▸ Description of the task: Go through the listing and copy every line word for word.

(Records from a dataset)
+--

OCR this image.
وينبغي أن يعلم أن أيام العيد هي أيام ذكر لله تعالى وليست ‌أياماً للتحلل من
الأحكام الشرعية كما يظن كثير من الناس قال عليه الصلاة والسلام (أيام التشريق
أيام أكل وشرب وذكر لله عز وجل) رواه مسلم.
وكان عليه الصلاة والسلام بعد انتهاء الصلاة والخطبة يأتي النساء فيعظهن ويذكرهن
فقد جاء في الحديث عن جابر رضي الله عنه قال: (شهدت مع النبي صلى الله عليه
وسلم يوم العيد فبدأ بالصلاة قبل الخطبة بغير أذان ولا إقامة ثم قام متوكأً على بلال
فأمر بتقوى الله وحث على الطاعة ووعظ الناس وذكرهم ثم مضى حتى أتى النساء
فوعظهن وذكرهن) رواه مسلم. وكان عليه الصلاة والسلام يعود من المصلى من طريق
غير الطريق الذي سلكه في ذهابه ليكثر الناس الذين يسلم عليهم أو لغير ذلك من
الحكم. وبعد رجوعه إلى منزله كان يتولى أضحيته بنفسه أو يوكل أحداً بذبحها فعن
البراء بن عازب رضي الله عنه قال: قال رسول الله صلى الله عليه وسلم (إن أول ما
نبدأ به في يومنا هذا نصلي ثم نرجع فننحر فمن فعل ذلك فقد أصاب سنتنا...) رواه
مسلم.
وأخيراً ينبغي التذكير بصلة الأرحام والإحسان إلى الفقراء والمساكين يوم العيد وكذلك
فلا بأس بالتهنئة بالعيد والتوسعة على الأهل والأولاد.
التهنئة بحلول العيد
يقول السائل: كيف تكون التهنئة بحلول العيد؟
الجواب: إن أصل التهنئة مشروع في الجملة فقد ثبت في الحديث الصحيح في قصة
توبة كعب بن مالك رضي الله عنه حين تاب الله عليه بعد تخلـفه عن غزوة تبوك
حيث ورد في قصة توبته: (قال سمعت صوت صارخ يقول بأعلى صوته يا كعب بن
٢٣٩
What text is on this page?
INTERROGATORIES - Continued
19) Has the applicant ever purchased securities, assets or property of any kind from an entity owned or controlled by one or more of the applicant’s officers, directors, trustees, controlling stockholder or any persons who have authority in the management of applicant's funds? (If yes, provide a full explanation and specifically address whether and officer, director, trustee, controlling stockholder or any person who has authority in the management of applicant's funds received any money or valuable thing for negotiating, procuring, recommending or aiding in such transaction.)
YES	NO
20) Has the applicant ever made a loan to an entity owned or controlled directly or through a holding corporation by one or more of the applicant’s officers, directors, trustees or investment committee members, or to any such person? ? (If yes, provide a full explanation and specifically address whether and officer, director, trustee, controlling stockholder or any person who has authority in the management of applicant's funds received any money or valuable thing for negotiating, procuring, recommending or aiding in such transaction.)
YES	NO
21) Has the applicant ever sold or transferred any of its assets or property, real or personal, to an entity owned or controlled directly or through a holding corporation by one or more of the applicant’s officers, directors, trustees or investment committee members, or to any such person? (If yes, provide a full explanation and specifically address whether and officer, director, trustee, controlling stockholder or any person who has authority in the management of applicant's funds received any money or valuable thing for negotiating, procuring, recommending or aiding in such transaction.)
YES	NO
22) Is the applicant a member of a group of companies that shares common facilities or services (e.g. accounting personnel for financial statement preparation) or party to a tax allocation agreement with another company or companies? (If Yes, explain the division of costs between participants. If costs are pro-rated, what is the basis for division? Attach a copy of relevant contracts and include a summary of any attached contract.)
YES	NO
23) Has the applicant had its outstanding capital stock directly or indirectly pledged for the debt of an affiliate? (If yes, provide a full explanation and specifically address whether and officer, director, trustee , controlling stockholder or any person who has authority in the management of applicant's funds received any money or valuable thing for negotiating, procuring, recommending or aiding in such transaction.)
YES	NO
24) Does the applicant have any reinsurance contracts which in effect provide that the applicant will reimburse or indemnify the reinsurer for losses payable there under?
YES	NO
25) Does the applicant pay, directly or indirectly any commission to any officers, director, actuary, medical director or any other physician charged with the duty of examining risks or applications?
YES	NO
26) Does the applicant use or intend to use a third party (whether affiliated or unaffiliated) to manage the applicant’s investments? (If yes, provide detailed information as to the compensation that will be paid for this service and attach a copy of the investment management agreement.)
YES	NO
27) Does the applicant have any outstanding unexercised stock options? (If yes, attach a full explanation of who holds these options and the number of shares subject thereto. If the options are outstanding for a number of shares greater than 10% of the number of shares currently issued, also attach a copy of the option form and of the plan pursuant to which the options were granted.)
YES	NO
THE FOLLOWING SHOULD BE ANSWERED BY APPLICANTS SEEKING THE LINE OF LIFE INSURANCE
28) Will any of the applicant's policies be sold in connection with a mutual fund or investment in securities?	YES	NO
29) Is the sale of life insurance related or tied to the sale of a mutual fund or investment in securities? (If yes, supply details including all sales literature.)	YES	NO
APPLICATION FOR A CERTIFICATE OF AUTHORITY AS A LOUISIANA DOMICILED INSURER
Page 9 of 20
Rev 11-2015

+--

▸ Right answer:
OCR this image.
وينبغي أن يعلم أن أيام العيد هي أيام ذكر لله تعالى وليست ‌أياماً للتحلل من
الأحكام الشرعية كما يظن كثير من الناس قال عليه الصلاة والسلام (أيام التشريق
أيام أكل وشرب وذكر لله عز وجل) رواه مسلم.
وكان عليه الصلاة والسلام بعد انتهاء الصلاة والخطبة يأتي النساء فيعظهن ويذكرهن
فقد جاء في الحديث عن جابر رضي الله عنه قال: (شهدت مع النبي صلى الله عليه
وسلم يوم العيد فبدأ بالصلاة قبل الخطبة بغير أذان ولا إقامة ثم قام متوكأً على بلال
فأمر بتقوى الله وحث على الطاعة ووعظ الناس وذكرهم ثم مضى حتى أتى النساء
فوعظهن وذكرهن) رواه مسلم. وكان عليه الصلاة والسلام يعود من المصلى من طريق
غير الطريق الذي سلكه في ذهابه ليكثر الناس الذين يسلم عليهم أو لغير ذلك من
الحكم. وبعد رجوعه إلى منزله كان يتولى أضحيته بنفسه أو يوكل أحداً بذبحها فعن
البراء بن عازب رضي الله عنه قال: قال رسول الله صلى الله عليه وسلم (إن أول ما
نبدأ به في يومنا هذا نصلي ثم نرجع فننحر فمن فعل ذلك فقد أصاب سنتنا...) رواه
مسلم.
وأخيراً ينبغي التذكير بصلة الأرحام والإحسان إلى الفقراء والمساكين يوم العيد وكذلك
فلا بأس بالتهنئة بالعيد والتوسعة على الأهل والأولاد.
التهنئة بحلول العيد
يقول السائل: كيف تكون التهنئة بحلول العيد؟
الجواب: إن أصل التهنئة مشروع في الجملة فقد ثبت في الحديث الصحيح في قصة
توبة كعب بن مالك رضي الله عنه حين تاب الله عليه بعد تخلـفه عن غزوة تبوك
حيث ورد في قصة توبته: (قال سمعت صوت صارخ يقول بأعلى صوته يا كعب بن
٢٣٩
What text is on this page?
INTERROGATORIES - Continued
19) Has the applicant ever purchased securities, assets or property of any kind from an entity owned or controlled by one or more of the applicant’s officers, directors, trustees, controlling stockholder or any persons who have authority in the management of applicant's funds? (If yes, provide a full explanation and specifically address whether and officer, director, trustee, controlling stockholder or any person who has authority in the management of applicant's funds received any money or valuable thing for negotiating, procuring, recommending or aiding in such transaction.)
YES	NO
20) Has the applicant ever made a loan to an entity owned or controlled directly or through a holding corporation by one or more of the applicant’s officers, directors, trustees or investment committee members, or to any such person? ? (If yes, provide a full explanation and specifically address whether and officer, director, trustee, controlling stockholder or any person who has authority in the management of applicant's funds received any money or valuable thing for negotiating, procuring, recommending or aiding in such transaction.)
YES	NO
21) Has the applicant ever sold or transferred any of its assets or property, real or personal, to an entity owned or controlled directly or through a holding corporation by one or more of the applicant’s officers, directors, trustees or investment committee members, or to any such person? (If yes, provide a full explanation and specifically address whether and officer, director, trustee, controlling stockholder or any person who has authority in the management of applicant's funds received any money or valuable thing for negotiating, procuring, recommending or aiding in such transaction.)
YES	NO
22) Is the applicant a member of a group of companies that shares common facilities or services (e.g. accounting personnel for financial statement preparation) or party to a tax allocation agreement with another company or companies? (If Yes, explain the division of costs between participants. If costs are pro-rated, what is the basis for division? Attach a copy of relevant contracts and include a summary of any attached contract.)
YES	NO
23) Has the applicant had its outstanding capital stock directly or indirectly pledged for the debt of an affiliate? (If yes, provide a full explanation and specifically address whether and officer, director, trustee , controlling stockholder or any person who has authority in the management of applicant's funds received any money or valuable thing for negotiating, procuring, recommending or aiding in such transaction.)
YES	NO
24) Does the applicant have any reinsurance contracts which in effect provide that the applicant will reimburse or indemnify the reinsurer for losses payable there under?
YES	NO
25) Does the applicant pay, directly or indirectly any commission to any officers, director, actuary, medical director or any other physician charged with the duty of examining risks or applications?
YES	NO
26) Does the applicant use or intend to use a third party (whether affiliated or unaffiliated) to manage the applicant’s investments? (If yes, provide detailed information as to the compensation that will be paid for this service and attach a copy of the investment management agreement.)
YES	NO
27) Does the applicant have any outstanding unexercised stock options? (If yes, attach a full explanation of who holds these options and the number of shares subject thereto. If the options are outstanding for a number of shares greater than 10% of the number of shares currently issued, also attach a copy of the option form and of the plan pursuant to which the options were granted.)
YES	NO
THE FOLLOWING SHOULD BE ANSWERED BY APPLICANTS SEEKING THE LINE OF LIFE INSURANCE
28) Will any of the applicant's policies be sold in connection with a mutual fund or investment in securities?	YES	NO
29) Is the sale of life insurance related or tied to the sale of a mutual fund or investment in securities? (If yes, supply details including all sales literature.)	YES	NO
APPLICATION FOR A CERTIFICATE OF AUTHORITY AS A LOUISIANA DOMICILED INSURER
Page 9 of 20
Rev 11-2015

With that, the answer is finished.